● **Collected data**:
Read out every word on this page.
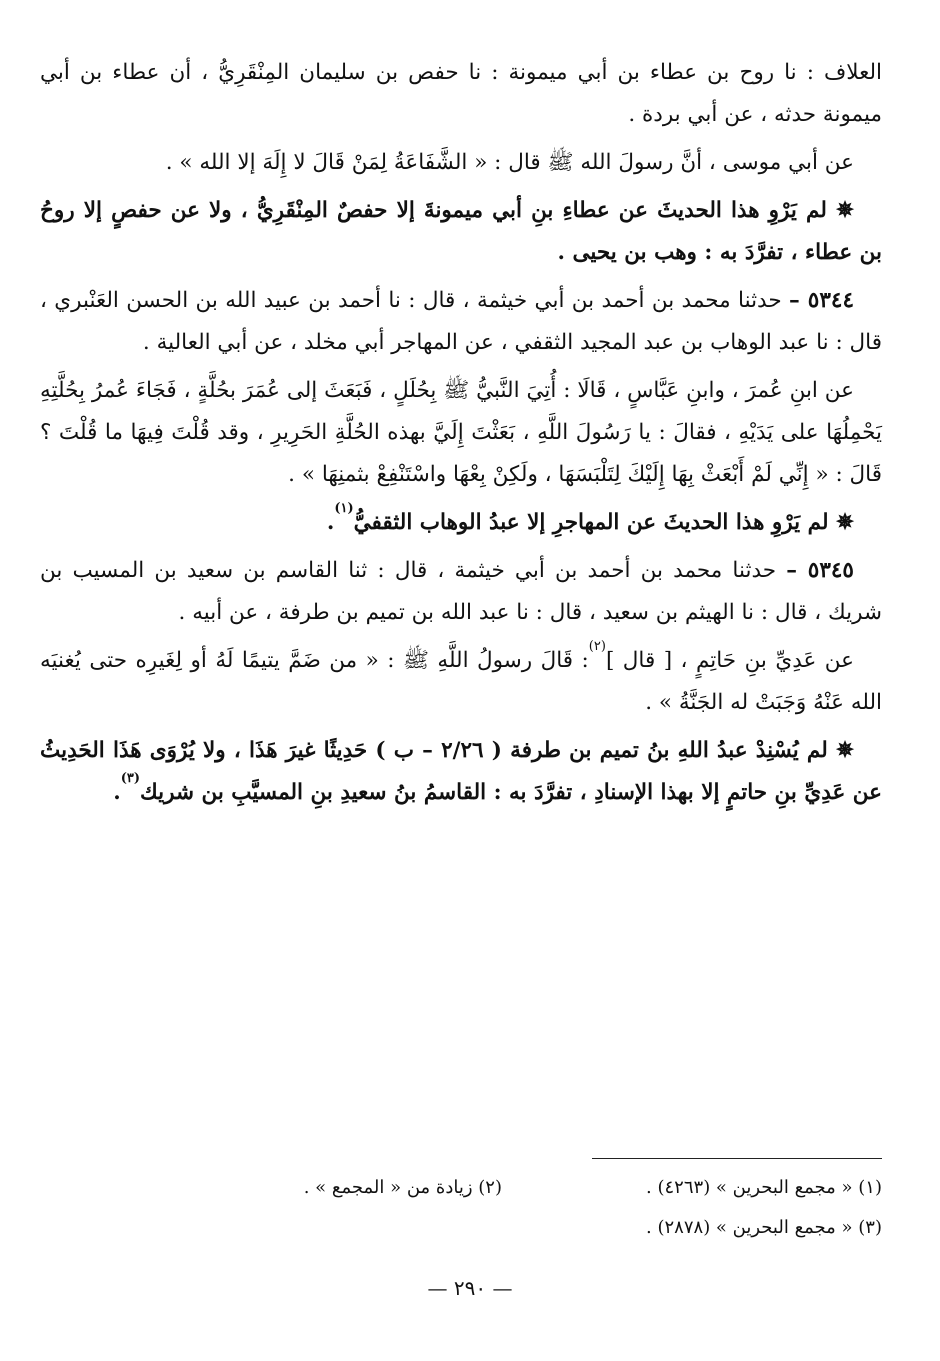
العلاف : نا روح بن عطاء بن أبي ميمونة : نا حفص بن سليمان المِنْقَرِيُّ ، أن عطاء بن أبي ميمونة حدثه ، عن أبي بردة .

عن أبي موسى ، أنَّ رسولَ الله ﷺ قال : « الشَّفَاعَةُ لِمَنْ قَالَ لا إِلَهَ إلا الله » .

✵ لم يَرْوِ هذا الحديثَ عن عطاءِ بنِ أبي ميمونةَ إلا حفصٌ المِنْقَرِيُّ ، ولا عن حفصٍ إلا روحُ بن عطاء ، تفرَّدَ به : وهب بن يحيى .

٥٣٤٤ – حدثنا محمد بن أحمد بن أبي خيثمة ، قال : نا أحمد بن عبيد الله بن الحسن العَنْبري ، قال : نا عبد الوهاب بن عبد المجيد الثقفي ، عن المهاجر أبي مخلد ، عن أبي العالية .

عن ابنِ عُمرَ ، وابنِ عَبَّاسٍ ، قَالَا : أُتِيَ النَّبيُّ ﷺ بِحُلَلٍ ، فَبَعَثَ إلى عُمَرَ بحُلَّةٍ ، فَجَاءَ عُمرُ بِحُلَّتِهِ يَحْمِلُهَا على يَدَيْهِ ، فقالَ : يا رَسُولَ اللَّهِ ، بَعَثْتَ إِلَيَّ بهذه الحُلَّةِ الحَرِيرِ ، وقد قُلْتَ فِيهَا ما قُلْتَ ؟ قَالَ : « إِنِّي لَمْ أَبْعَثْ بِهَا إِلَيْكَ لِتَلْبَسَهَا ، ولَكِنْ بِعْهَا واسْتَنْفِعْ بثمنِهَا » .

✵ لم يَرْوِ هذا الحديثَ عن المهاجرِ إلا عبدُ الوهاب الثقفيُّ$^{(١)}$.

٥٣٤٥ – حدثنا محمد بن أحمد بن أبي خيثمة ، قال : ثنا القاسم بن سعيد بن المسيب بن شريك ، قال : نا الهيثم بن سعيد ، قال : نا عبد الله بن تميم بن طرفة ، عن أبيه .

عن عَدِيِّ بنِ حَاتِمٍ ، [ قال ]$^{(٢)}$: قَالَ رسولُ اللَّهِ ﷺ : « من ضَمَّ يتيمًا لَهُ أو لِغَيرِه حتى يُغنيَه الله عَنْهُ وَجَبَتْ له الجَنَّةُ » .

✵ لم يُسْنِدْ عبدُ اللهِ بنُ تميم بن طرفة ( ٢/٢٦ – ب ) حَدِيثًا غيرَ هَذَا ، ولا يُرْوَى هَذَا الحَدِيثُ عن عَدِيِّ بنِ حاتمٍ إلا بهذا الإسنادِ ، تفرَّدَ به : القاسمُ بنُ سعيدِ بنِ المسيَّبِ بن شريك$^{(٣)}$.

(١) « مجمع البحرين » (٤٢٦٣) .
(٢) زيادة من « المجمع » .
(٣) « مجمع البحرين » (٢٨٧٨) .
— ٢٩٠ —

● **EXERCISE**: Each line in the records above should be reproduced exactly; images are not copied.

● **WRITTEN ANSWER**:
Read out every word on this page.
العلاف : نا روح بن عطاء بن أبي ميمونة : نا حفص بن سليمان المِنْقَرِيُّ ، أن عطاء بن أبي ميمونة حدثه ، عن أبي بردة .

عن أبي موسى ، أنَّ رسولَ الله ﷺ قال : « الشَّفَاعَةُ لِمَنْ قَالَ لا إِلَهَ إلا الله » .

✵ لم يَرْوِ هذا الحديثَ عن عطاءِ بنِ أبي ميمونةَ إلا حفصٌ المِنْقَرِيُّ ، ولا عن حفصٍ إلا روحُ بن عطاء ، تفرَّدَ به : وهب بن يحيى .

٥٣٤٤ – حدثنا محمد بن أحمد بن أبي خيثمة ، قال : نا أحمد بن عبيد الله بن الحسن العَنْبري ، قال : نا عبد الوهاب بن عبد المجيد الثقفي ، عن المهاجر أبي مخلد ، عن أبي العالية .

عن ابنِ عُمرَ ، وابنِ عَبَّاسٍ ، قَالَا : أُتِيَ النَّبيُّ ﷺ بِحُلَلٍ ، فَبَعَثَ إلى عُمَرَ بحُلَّةٍ ، فَجَاءَ عُمرُ بِحُلَّتِهِ يَحْمِلُهَا على يَدَيْهِ ، فقالَ : يا رَسُولَ اللَّهِ ، بَعَثْتَ إِلَيَّ بهذه الحُلَّةِ الحَرِيرِ ، وقد قُلْتَ فِيهَا ما قُلْتَ ؟ قَالَ : « إِنِّي لَمْ أَبْعَثْ بِهَا إِلَيْكَ لِتَلْبَسَهَا ، ولَكِنْ بِعْهَا واسْتَنْفِعْ بثمنِهَا » .

✵ لم يَرْوِ هذا الحديثَ عن المهاجرِ إلا عبدُ الوهاب الثقفيُّ$^{(١)}$.

٥٣٤٥ – حدثنا محمد بن أحمد بن أبي خيثمة ، قال : ثنا القاسم بن سعيد بن المسيب بن شريك ، قال : نا الهيثم بن سعيد ، قال : نا عبد الله بن تميم بن طرفة ، عن أبيه .

عن عَدِيِّ بنِ حَاتِمٍ ، [ قال ]$^{(٢)}$: قَالَ رسولُ اللَّهِ ﷺ : « من ضَمَّ يتيمًا لَهُ أو لِغَيرِه حتى يُغنيَه الله عَنْهُ وَجَبَتْ له الجَنَّةُ » .

✵ لم يُسْنِدْ عبدُ اللهِ بنُ تميم بن طرفة ( ٢/٢٦ – ب ) حَدِيثًا غيرَ هَذَا ، ولا يُرْوَى هَذَا الحَدِيثُ عن عَدِيِّ بنِ حاتمٍ إلا بهذا الإسنادِ ، تفرَّدَ به : القاسمُ بنُ سعيدِ بنِ المسيَّبِ بن شريك$^{(٣)}$.

(١) « مجمع البحرين » (٤٢٦٣) .
(٢) زيادة من « المجمع » .
(٣) « مجمع البحرين » (٢٨٧٨) .
— ٢٩٠ —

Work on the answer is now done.